## Stated exercise
Within the records that follow, find every line containing the string "minutos". Copy those lines.

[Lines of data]

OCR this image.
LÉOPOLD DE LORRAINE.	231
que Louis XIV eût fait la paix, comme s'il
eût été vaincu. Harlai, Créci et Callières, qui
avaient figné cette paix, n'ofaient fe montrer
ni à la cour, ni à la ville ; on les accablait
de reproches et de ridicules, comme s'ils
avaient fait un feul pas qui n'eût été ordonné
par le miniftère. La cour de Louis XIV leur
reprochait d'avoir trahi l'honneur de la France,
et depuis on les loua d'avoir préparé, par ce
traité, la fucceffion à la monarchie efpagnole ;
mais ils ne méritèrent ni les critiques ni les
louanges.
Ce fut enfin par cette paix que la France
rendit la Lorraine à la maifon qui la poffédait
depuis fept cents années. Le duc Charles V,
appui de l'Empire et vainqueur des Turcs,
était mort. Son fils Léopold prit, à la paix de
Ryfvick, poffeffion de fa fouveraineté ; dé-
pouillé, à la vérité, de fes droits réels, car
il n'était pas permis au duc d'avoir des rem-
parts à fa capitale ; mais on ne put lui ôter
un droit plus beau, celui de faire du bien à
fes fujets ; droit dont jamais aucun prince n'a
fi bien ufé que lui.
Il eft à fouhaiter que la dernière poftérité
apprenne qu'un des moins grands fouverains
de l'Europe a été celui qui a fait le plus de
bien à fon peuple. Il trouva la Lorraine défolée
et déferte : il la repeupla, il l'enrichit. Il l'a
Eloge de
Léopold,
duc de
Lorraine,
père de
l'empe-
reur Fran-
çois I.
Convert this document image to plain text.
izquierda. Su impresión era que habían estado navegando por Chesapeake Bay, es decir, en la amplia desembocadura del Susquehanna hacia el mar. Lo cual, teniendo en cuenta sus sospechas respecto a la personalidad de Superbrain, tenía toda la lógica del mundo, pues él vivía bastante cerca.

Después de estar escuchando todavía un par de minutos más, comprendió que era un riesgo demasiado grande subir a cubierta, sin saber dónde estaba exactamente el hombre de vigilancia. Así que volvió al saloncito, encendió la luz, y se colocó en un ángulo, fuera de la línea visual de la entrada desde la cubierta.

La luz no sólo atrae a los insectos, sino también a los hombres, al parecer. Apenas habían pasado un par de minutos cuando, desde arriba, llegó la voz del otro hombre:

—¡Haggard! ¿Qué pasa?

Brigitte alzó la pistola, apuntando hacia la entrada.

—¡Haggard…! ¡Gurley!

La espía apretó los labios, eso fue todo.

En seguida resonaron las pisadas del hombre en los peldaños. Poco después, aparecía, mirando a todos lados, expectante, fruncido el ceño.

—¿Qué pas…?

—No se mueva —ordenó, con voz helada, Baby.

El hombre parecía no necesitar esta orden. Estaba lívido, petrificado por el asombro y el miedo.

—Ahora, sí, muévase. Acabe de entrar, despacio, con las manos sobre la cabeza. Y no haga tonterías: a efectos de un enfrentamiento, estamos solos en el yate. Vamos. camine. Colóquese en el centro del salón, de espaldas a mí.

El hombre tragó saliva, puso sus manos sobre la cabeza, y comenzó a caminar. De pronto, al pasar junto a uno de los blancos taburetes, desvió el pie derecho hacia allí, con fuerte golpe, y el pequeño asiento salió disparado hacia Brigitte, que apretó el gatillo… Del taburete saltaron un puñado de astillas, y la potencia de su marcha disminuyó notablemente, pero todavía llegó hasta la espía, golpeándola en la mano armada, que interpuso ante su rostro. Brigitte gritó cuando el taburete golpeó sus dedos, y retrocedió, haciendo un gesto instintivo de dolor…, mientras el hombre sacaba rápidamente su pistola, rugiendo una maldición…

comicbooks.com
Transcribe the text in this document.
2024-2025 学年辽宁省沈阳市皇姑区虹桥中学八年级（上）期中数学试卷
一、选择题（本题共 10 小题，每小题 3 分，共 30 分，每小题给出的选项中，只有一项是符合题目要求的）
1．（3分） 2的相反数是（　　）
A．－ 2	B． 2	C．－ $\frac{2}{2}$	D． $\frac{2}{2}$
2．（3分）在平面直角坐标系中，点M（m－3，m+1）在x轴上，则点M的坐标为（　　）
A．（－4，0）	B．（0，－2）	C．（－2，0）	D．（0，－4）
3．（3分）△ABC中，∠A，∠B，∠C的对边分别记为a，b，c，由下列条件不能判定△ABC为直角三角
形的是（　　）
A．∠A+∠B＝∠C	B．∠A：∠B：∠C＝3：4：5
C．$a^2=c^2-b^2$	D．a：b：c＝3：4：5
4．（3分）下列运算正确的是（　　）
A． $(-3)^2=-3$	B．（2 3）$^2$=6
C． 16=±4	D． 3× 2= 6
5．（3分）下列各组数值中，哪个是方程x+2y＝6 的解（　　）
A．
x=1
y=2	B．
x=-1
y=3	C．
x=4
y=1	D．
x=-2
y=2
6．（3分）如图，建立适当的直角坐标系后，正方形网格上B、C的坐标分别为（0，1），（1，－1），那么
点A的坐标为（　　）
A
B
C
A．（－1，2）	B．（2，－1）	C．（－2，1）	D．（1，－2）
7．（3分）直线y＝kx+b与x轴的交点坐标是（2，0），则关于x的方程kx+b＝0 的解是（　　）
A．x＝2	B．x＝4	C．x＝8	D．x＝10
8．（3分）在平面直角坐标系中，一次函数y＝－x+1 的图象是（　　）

## Written answer
Después de estar escuchando todavía un par de minutos más, comprendió que era un riesgo demasiado grande subir a cubierta, sin saber dónde estaba exactamente el hombre de vigilancia. Así que volvió al saloncito, encendió la luz, y se colocó en un ángulo, fuera de la línea visual de la entrada desde la cubierta.
La luz no sólo atrae a los insectos, sino también a los hombres, al parecer. Apenas habían pasado un par de minutos cuando, desde arriba, llegó la voz del otro hombre:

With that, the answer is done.